-- Stated problem --
Every line below is to be copied exactly, with the pictures left out.

-- Items --
========

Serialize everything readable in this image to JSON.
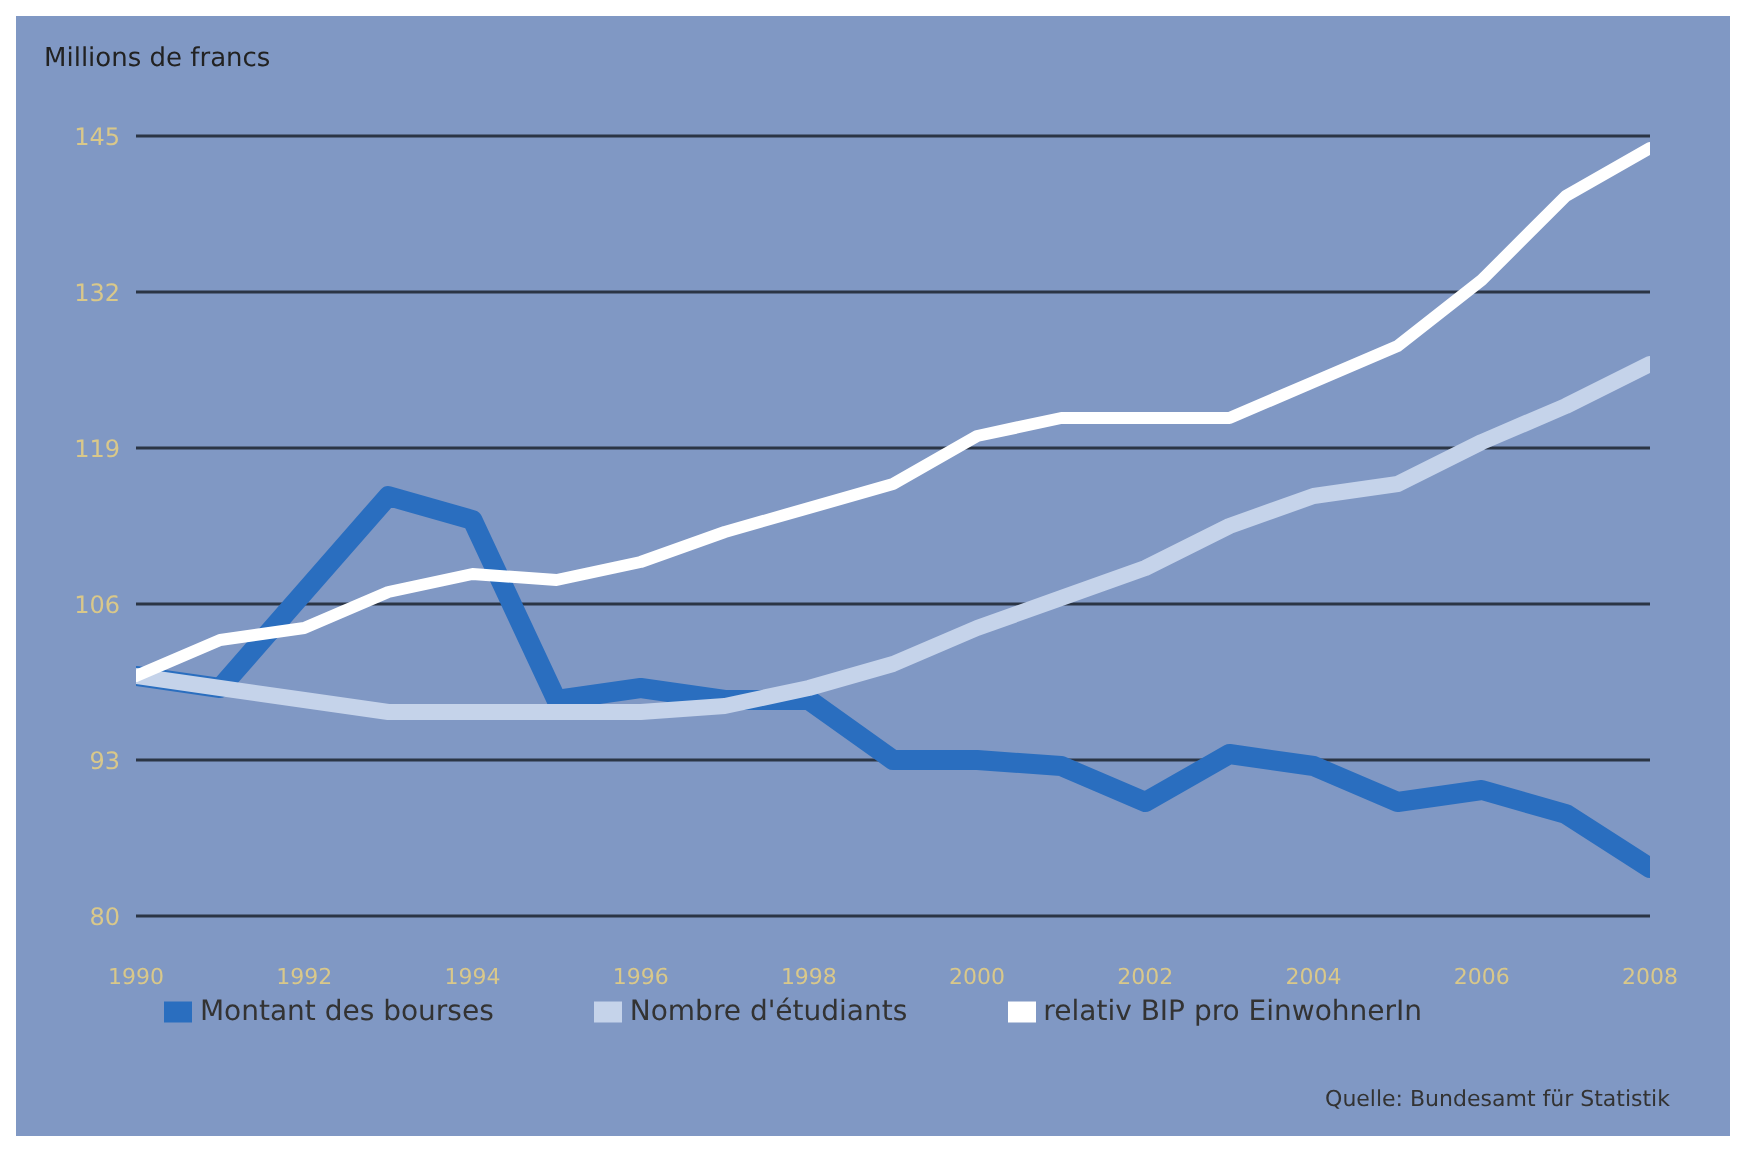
{
  "chart_data": {
    "type": "line",
    "ylabel": "Millions de francs",
    "x": [
      1990,
      1991,
      1992,
      1993,
      1994,
      1995,
      1996,
      1997,
      1998,
      1999,
      2000,
      2001,
      2002,
      2003,
      2004,
      2005,
      2006,
      2007,
      2008
    ],
    "series": [
      {
        "name": "Montant des bourses",
        "color": "#2a6ebf",
        "values": [
          100,
          99,
          107,
          115,
          113,
          98,
          99,
          98,
          98,
          93,
          93,
          92.5,
          89.5,
          93.5,
          92.5,
          89.5,
          90.5,
          88.5,
          84
        ]
      },
      {
        "name": "Nombre d'étudiants",
        "color": "#c5d3ea",
        "values": [
          100,
          99,
          98,
          97,
          97,
          97,
          97,
          97.5,
          99,
          101,
          104,
          106.5,
          109,
          112.5,
          115,
          116,
          119.5,
          122.5,
          126
        ]
      },
      {
        "name": "relativ BIP pro EinwohnerIn",
        "color": "#ffffff",
        "values": [
          100,
          103,
          104,
          107,
          108.5,
          108,
          109.5,
          112,
          114,
          116,
          120,
          121.5,
          121.5,
          121.5,
          124.5,
          127.5,
          133,
          140,
          144
        ]
      }
    ],
    "xlim": [
      1990,
      2008
    ],
    "xticks": [
      1990,
      1992,
      1994,
      1996,
      1998,
      2000,
      2002,
      2004,
      2006,
      2008
    ],
    "ylim": [
      80,
      145
    ],
    "yticks": [
      80,
      93,
      106,
      119,
      132,
      145
    ],
    "grid": "y",
    "legend": "bottom",
    "marker": "none",
    "line_style": "solid",
    "annotations": [
      "Quelle: Bundesamt für Statistik"
    ]
  }
}
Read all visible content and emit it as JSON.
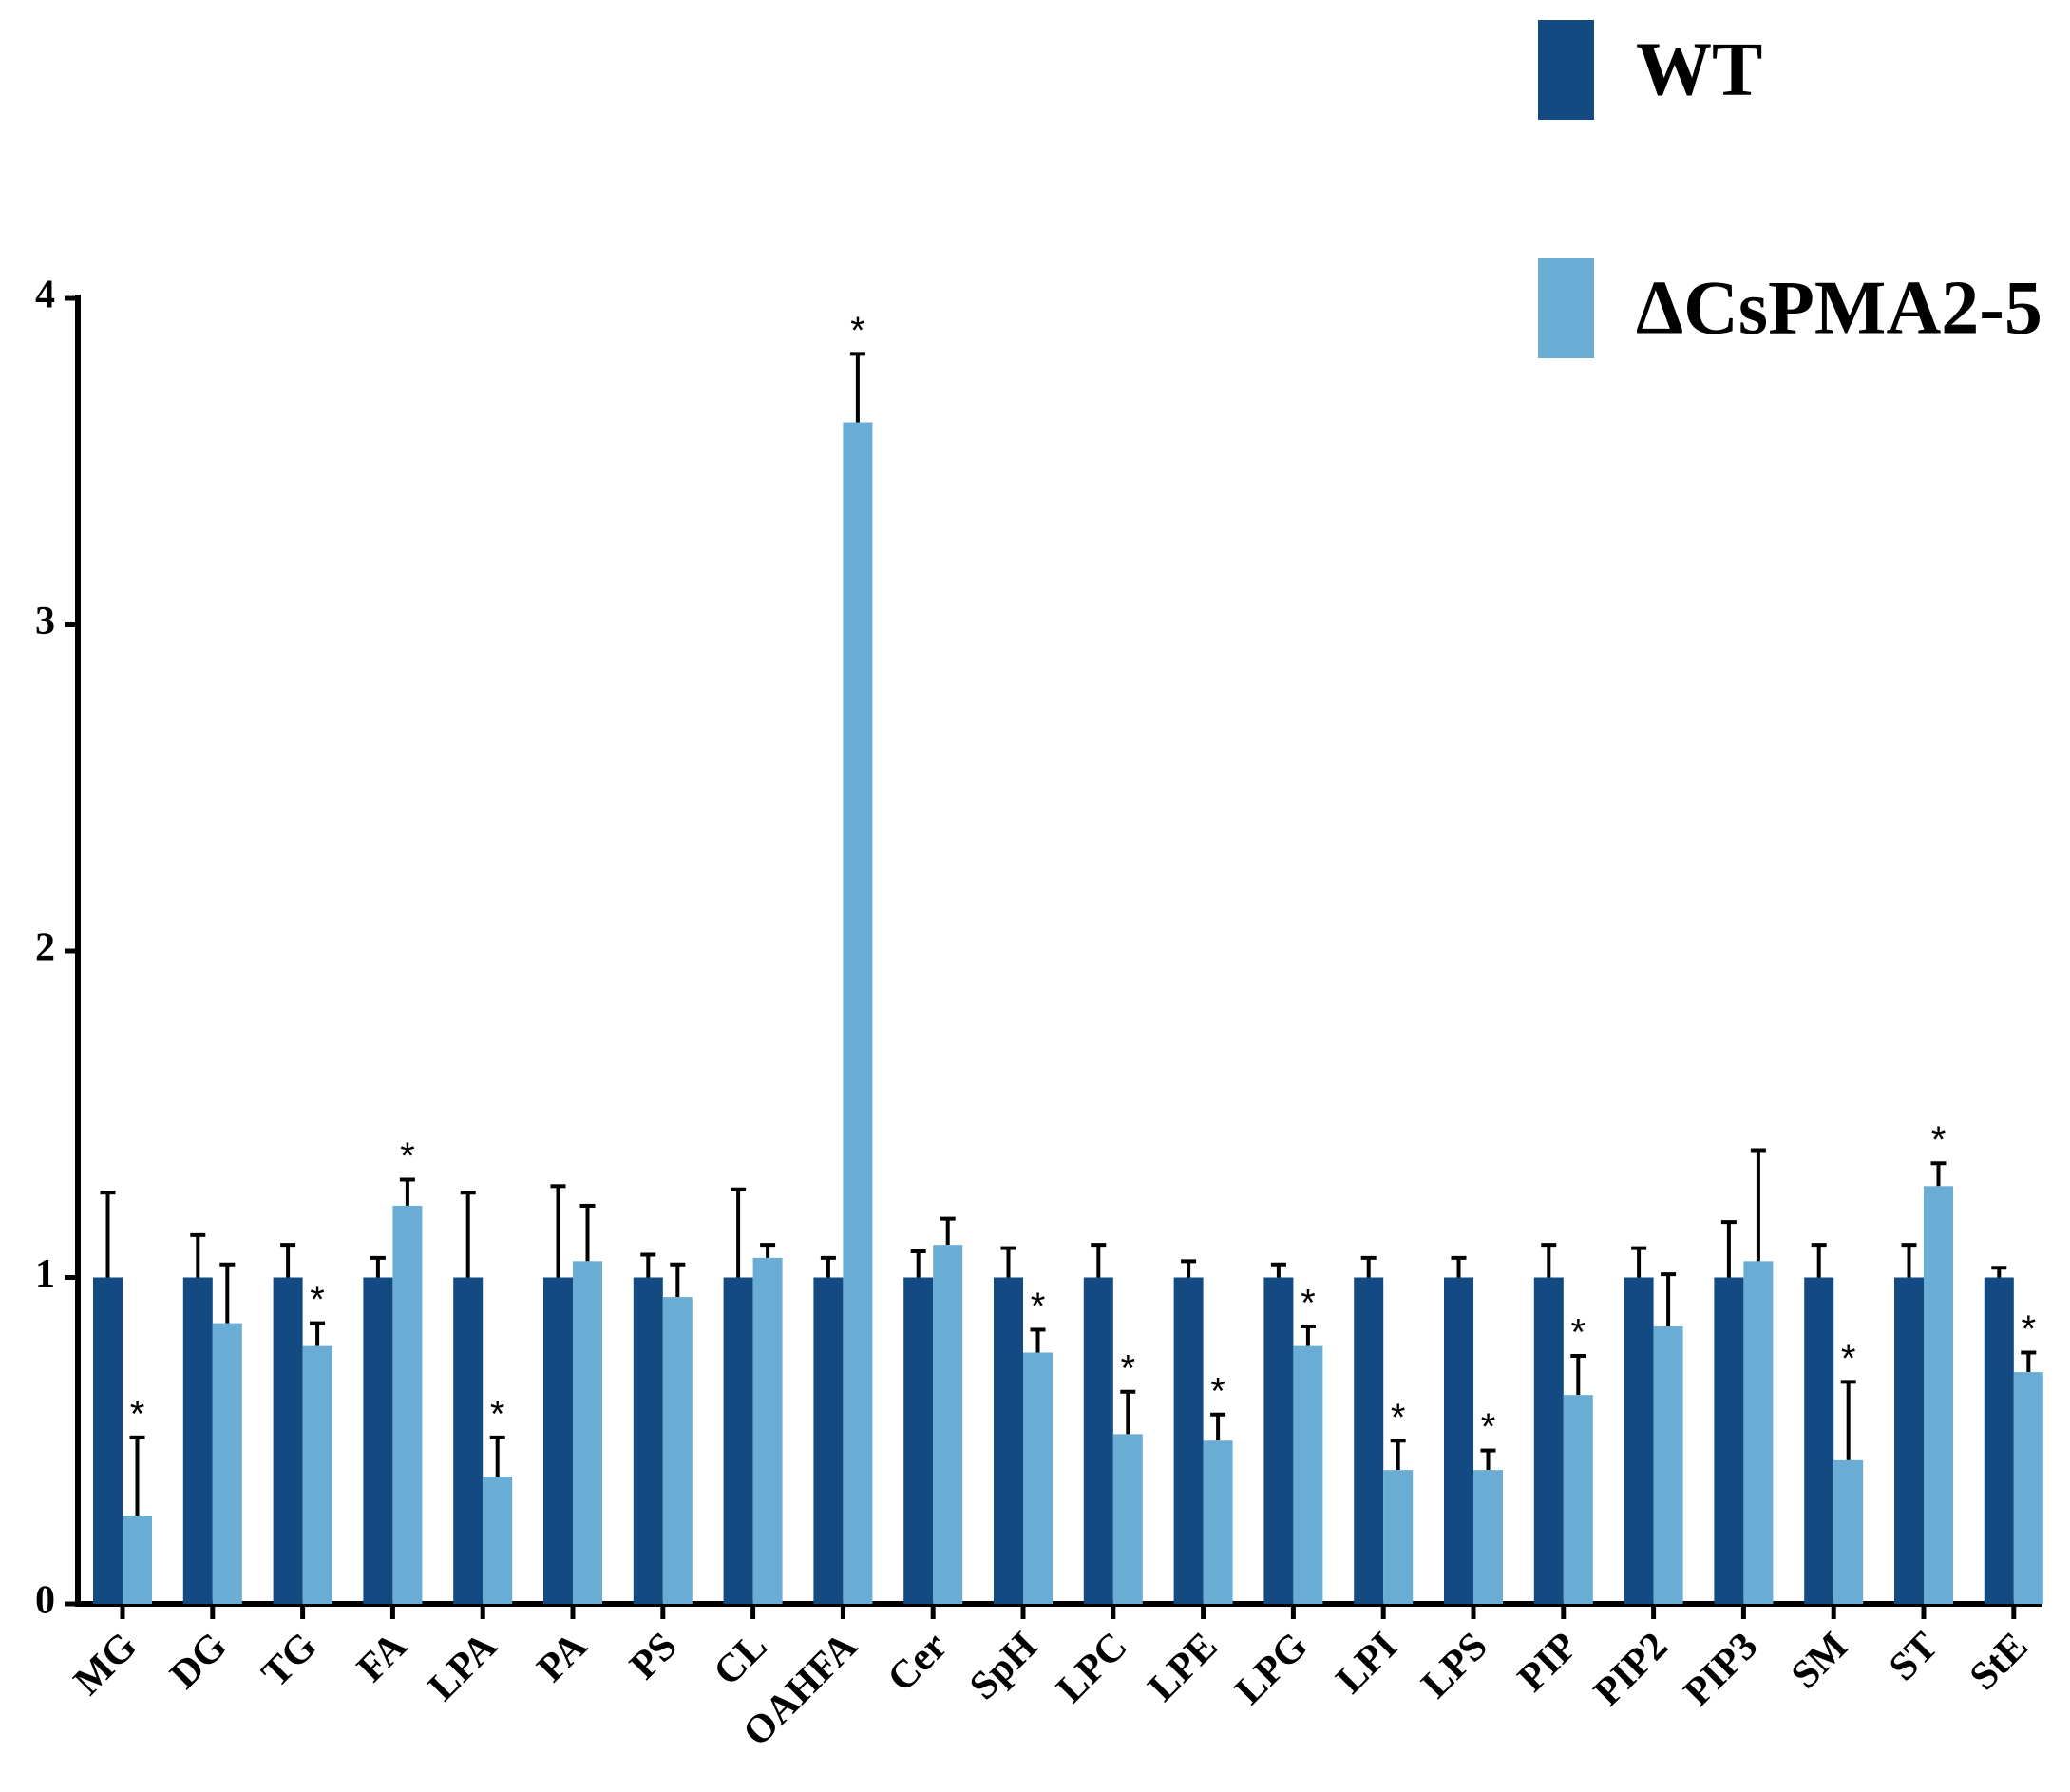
{
  "chart_data": {
    "type": "bar",
    "categories": [
      "MG",
      "DG",
      "TG",
      "FA",
      "LPA",
      "PA",
      "PS",
      "CL",
      "OAHFA",
      "Cer",
      "SpH",
      "LPC",
      "LPE",
      "LPG",
      "LPI",
      "LPS",
      "PIP",
      "PIP2",
      "PIP3",
      "SM",
      "ST",
      "StE"
    ],
    "series": [
      {
        "name": "WT",
        "color": "#134a82",
        "values": [
          1,
          1,
          1,
          1,
          1,
          1,
          1,
          1,
          1,
          1,
          1,
          1,
          1,
          1,
          1,
          1,
          1,
          1,
          1,
          1,
          1,
          1
        ],
        "errors": [
          0.26,
          0.13,
          0.1,
          0.06,
          0.26,
          0.28,
          0.07,
          0.27,
          0.06,
          0.08,
          0.09,
          0.1,
          0.05,
          0.04,
          0.06,
          0.06,
          0.1,
          0.09,
          0.17,
          0.1,
          0.1,
          0.03
        ]
      },
      {
        "name": "ΔCsPMA2-5",
        "color": "#6aadd4",
        "values": [
          0.27,
          0.86,
          0.79,
          1.22,
          0.39,
          1.05,
          0.94,
          1.06,
          3.62,
          1.1,
          0.77,
          0.52,
          0.5,
          0.79,
          0.41,
          0.41,
          0.64,
          0.85,
          1.05,
          0.44,
          1.28,
          0.71
        ],
        "errors": [
          0.24,
          0.18,
          0.07,
          0.08,
          0.12,
          0.17,
          0.1,
          0.04,
          0.21,
          0.08,
          0.07,
          0.13,
          0.08,
          0.06,
          0.09,
          0.06,
          0.12,
          0.16,
          0.34,
          0.24,
          0.07,
          0.06
        ],
        "significance": [
          "*",
          null,
          "*",
          "*",
          "*",
          null,
          null,
          null,
          "*",
          null,
          "*",
          "*",
          "*",
          "*",
          "*",
          "*",
          "*",
          null,
          null,
          "*",
          "*",
          "*"
        ]
      }
    ],
    "ylim": [
      0,
      4
    ],
    "yticks": [
      0,
      1,
      2,
      3,
      4
    ],
    "grid": false
  }
}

========

-- Result for this task --
Serialize everything readable in this image to JSON.
{
  "chart_data": {
    "type": "line",
    "ylabel": "Millions de francs",
    "x": [
      1990,
      1991,
      1992,
      1993,
      1994,
      1995,
      1996,
      1997,
      1998,
      1999,
      2000,
      2001,
      2002,
      2003,
      2004,
      2005,
      2006,
      2007,
      2008
    ],
    "series": [
      {
        "name": "Montant des bourses",
        "color": "#2a6ebf",
        "values": [
          100,
          99,
          107,
          115,
          113,
          98,
          99,
          98,
          98,
          93,
          93,
          92.5,
          89.5,
          93.5,
          92.5,
          89.5,
          90.5,
          88.5,
          84
        ]
      },
      {
        "name": "Nombre d'étudiants",
        "color": "#c5d3ea",
        "values": [
          100,
          99,
          98,
          97,
          97,
          97,
          97,
          97.5,
          99,
          101,
          104,
          106.5,
          109,
          112.5,
          115,
          116,
          119.5,
          122.5,
          126
        ]
      },
      {
        "name": "relativ BIP pro EinwohnerIn",
        "color": "#ffffff",
        "values": [
          100,
          103,
          104,
          107,
          108.5,
          108,
          109.5,
          112,
          114,
          116,
          120,
          121.5,
          121.5,
          121.5,
          124.5,
          127.5,
          133,
          140,
          144
        ]
      }
    ],
    "xlim": [
      1990,
      2008
    ],
    "xticks": [
      1990,
      1992,
      1994,
      1996,
      1998,
      2000,
      2002,
      2004,
      2006,
      2008
    ],
    "ylim": [
      80,
      145
    ],
    "yticks": [
      80,
      93,
      106,
      119,
      132,
      145
    ],
    "grid": "y",
    "legend": "bottom",
    "marker": "none",
    "line_style": "solid",
    "annotations": [
      "Quelle: Bundesamt für Statistik"
    ]
  }
}
Read all visible content and emit it as JSON.
{
  "chart_data": {
    "type": "bar",
    "categories": [
      "MG",
      "DG",
      "TG",
      "FA",
      "LPA",
      "PA",
      "PS",
      "CL",
      "OAHFA",
      "Cer",
      "SpH",
      "LPC",
      "LPE",
      "LPG",
      "LPI",
      "LPS",
      "PIP",
      "PIP2",
      "PIP3",
      "SM",
      "ST",
      "StE"
    ],
    "series": [
      {
        "name": "WT",
        "color": "#134a82",
        "values": [
          1,
          1,
          1,
          1,
          1,
          1,
          1,
          1,
          1,
          1,
          1,
          1,
          1,
          1,
          1,
          1,
          1,
          1,
          1,
          1,
          1,
          1
        ],
        "errors": [
          0.26,
          0.13,
          0.1,
          0.06,
          0.26,
          0.28,
          0.07,
          0.27,
          0.06,
          0.08,
          0.09,
          0.1,
          0.05,
          0.04,
          0.06,
          0.06,
          0.1,
          0.09,
          0.17,
          0.1,
          0.1,
          0.03
        ]
      },
      {
        "name": "ΔCsPMA2-5",
        "color": "#6aadd4",
        "values": [
          0.27,
          0.86,
          0.79,
          1.22,
          0.39,
          1.05,
          0.94,
          1.06,
          3.62,
          1.1,
          0.77,
          0.52,
          0.5,
          0.79,
          0.41,
          0.41,
          0.64,
          0.85,
          1.05,
          0.44,
          1.28,
          0.71
        ],
        "errors": [
          0.24,
          0.18,
          0.07,
          0.08,
          0.12,
          0.17,
          0.1,
          0.04,
          0.21,
          0.08,
          0.07,
          0.13,
          0.08,
          0.06,
          0.09,
          0.06,
          0.12,
          0.16,
          0.34,
          0.24,
          0.07,
          0.06
        ],
        "significance": [
          "*",
          null,
          "*",
          "*",
          "*",
          null,
          null,
          null,
          "*",
          null,
          "*",
          "*",
          "*",
          "*",
          "*",
          "*",
          "*",
          null,
          null,
          "*",
          "*",
          "*"
        ]
      }
    ],
    "ylim": [
      0,
      4
    ],
    "yticks": [
      0,
      1,
      2,
      3,
      4
    ],
    "grid": false
  }
}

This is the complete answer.